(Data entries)
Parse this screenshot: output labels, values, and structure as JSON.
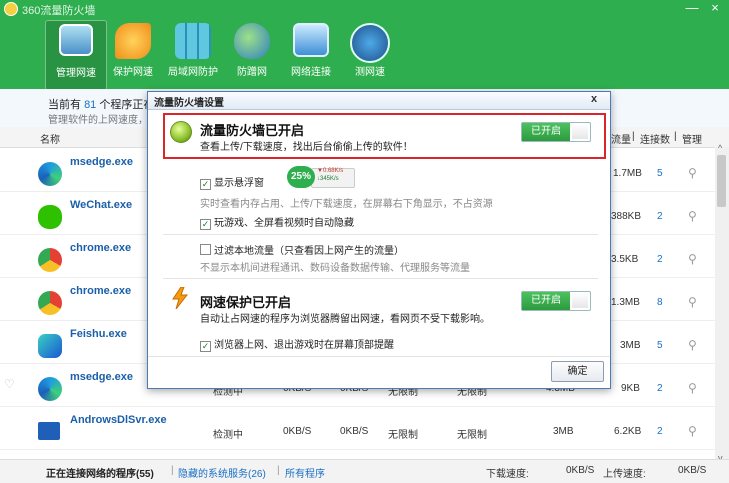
{
  "window": {
    "title": "360流量防火墙",
    "minimize": "—",
    "close": "×"
  },
  "toolbar": {
    "items": [
      {
        "label": "管理网速"
      },
      {
        "label": "保护网速"
      },
      {
        "label": "局域网防护"
      },
      {
        "label": "防蹭网"
      },
      {
        "label": "网络连接"
      },
      {
        "label": "测网速"
      }
    ]
  },
  "info": {
    "count_prefix": "当前有",
    "count": "81",
    "count_suffix": "个程序正在",
    "subtitle": "管理软件的上网速度，"
  },
  "columns": {
    "name": "名称",
    "upload_total": "流量",
    "connections": "连接数",
    "manage": "管理"
  },
  "rows": [
    {
      "name": "msedge.exe",
      "flow": "1.7MB",
      "conns": "5"
    },
    {
      "name": "WeChat.exe",
      "flow": "388KB",
      "conns": "2"
    },
    {
      "name": "chrome.exe",
      "flow": "3.5KB",
      "conns": "2"
    },
    {
      "name": "chrome.exe",
      "flow": "1.3MB",
      "conns": "8"
    },
    {
      "name": "Feishu.exe",
      "flow": "3MB",
      "conns": "5"
    },
    {
      "name": "msedge.exe",
      "status": "检测中",
      "down": "0KB/S",
      "up": "0KB/S",
      "dlimit": "无限制",
      "ulimit": "无限制",
      "total": "4.3MB",
      "flow": "9KB",
      "conns": "2"
    },
    {
      "name": "AndrowsDlSvr.exe",
      "status": "检测中",
      "down": "0KB/S",
      "up": "0KB/S",
      "dlimit": "无限制",
      "ulimit": "无限制",
      "total": "3MB",
      "flow": "6.2KB",
      "conns": "2"
    }
  ],
  "bottom": {
    "tab_connected": "正在连接网络的程序(55)",
    "tab_hidden": "隐藏的系统服务(26)",
    "tab_all": "所有程序",
    "down_label": "下载速度:",
    "down_value": "0KB/S",
    "up_label": "上传速度:",
    "up_value": "0KB/S"
  },
  "dialog": {
    "title": "流量防火墙设置",
    "close": "x",
    "firewall_title": "流量防火墙已开启",
    "firewall_sub": "查看上传/下载速度，找出后台偷偷上传的软件！",
    "toggle_on": "已开启",
    "show_float": "显示悬浮窗",
    "gauge_pct": "25%",
    "gauge_up": "0.68K/s",
    "gauge_down": "345K/s",
    "float_desc": "实时查看内存占用、上传/下载速度，在屏幕右下角显示，不占资源",
    "auto_hide": "玩游戏、全屏看视频时自动隐藏",
    "filter_local": "过滤本地流量（只查看因上网产生的流量）",
    "filter_desc": "不显示本机间进程通讯、数码设备数据传输、代理服务等流量",
    "protect_title": "网速保护已开启",
    "protect_sub": "自动让占网速的程序为浏览器腾留出网速，看网页不受下载影响。",
    "protect_toggle": "已开启",
    "browser_remind": "浏览器上网、退出游戏时在屏幕顶部提醒",
    "ok": "确定"
  },
  "colors": {
    "brand_green": "#2fae4f",
    "link_blue": "#1a6fc4",
    "highlight_red": "#d9262b"
  }
}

◆ What needs to be done: Print the records word for word and exclude any picture they hold.

◆ Response:
Parse this screenshot: output labels, values, and structure as JSON.
{
  "window": {
    "title": "360流量防火墙",
    "minimize": "—",
    "close": "×"
  },
  "toolbar": {
    "items": [
      {
        "label": "管理网速"
      },
      {
        "label": "保护网速"
      },
      {
        "label": "局域网防护"
      },
      {
        "label": "防蹭网"
      },
      {
        "label": "网络连接"
      },
      {
        "label": "测网速"
      }
    ]
  },
  "info": {
    "count_prefix": "当前有",
    "count": "81",
    "count_suffix": "个程序正在",
    "subtitle": "管理软件的上网速度，"
  },
  "columns": {
    "name": "名称",
    "upload_total": "流量",
    "connections": "连接数",
    "manage": "管理"
  },
  "rows": [
    {
      "name": "msedge.exe",
      "flow": "1.7MB",
      "conns": "5"
    },
    {
      "name": "WeChat.exe",
      "flow": "388KB",
      "conns": "2"
    },
    {
      "name": "chrome.exe",
      "flow": "3.5KB",
      "conns": "2"
    },
    {
      "name": "chrome.exe",
      "flow": "1.3MB",
      "conns": "8"
    },
    {
      "name": "Feishu.exe",
      "flow": "3MB",
      "conns": "5"
    },
    {
      "name": "msedge.exe",
      "status": "检测中",
      "down": "0KB/S",
      "up": "0KB/S",
      "dlimit": "无限制",
      "ulimit": "无限制",
      "total": "4.3MB",
      "flow": "9KB",
      "conns": "2"
    },
    {
      "name": "AndrowsDlSvr.exe",
      "status": "检测中",
      "down": "0KB/S",
      "up": "0KB/S",
      "dlimit": "无限制",
      "ulimit": "无限制",
      "total": "3MB",
      "flow": "6.2KB",
      "conns": "2"
    }
  ],
  "bottom": {
    "tab_connected": "正在连接网络的程序(55)",
    "tab_hidden": "隐藏的系统服务(26)",
    "tab_all": "所有程序",
    "down_label": "下载速度:",
    "down_value": "0KB/S",
    "up_label": "上传速度:",
    "up_value": "0KB/S"
  },
  "dialog": {
    "title": "流量防火墙设置",
    "close": "x",
    "firewall_title": "流量防火墙已开启",
    "firewall_sub": "查看上传/下载速度，找出后台偷偷上传的软件！",
    "toggle_on": "已开启",
    "show_float": "显示悬浮窗",
    "gauge_pct": "25%",
    "gauge_up": "0.68K/s",
    "gauge_down": "345K/s",
    "float_desc": "实时查看内存占用、上传/下载速度，在屏幕右下角显示，不占资源",
    "auto_hide": "玩游戏、全屏看视频时自动隐藏",
    "filter_local": "过滤本地流量（只查看因上网产生的流量）",
    "filter_desc": "不显示本机间进程通讯、数码设备数据传输、代理服务等流量",
    "protect_title": "网速保护已开启",
    "protect_sub": "自动让占网速的程序为浏览器腾留出网速，看网页不受下载影响。",
    "protect_toggle": "已开启",
    "browser_remind": "浏览器上网、退出游戏时在屏幕顶部提醒",
    "ok": "确定"
  },
  "colors": {
    "brand_green": "#2fae4f",
    "link_blue": "#1a6fc4",
    "highlight_red": "#d9262b"
  }
}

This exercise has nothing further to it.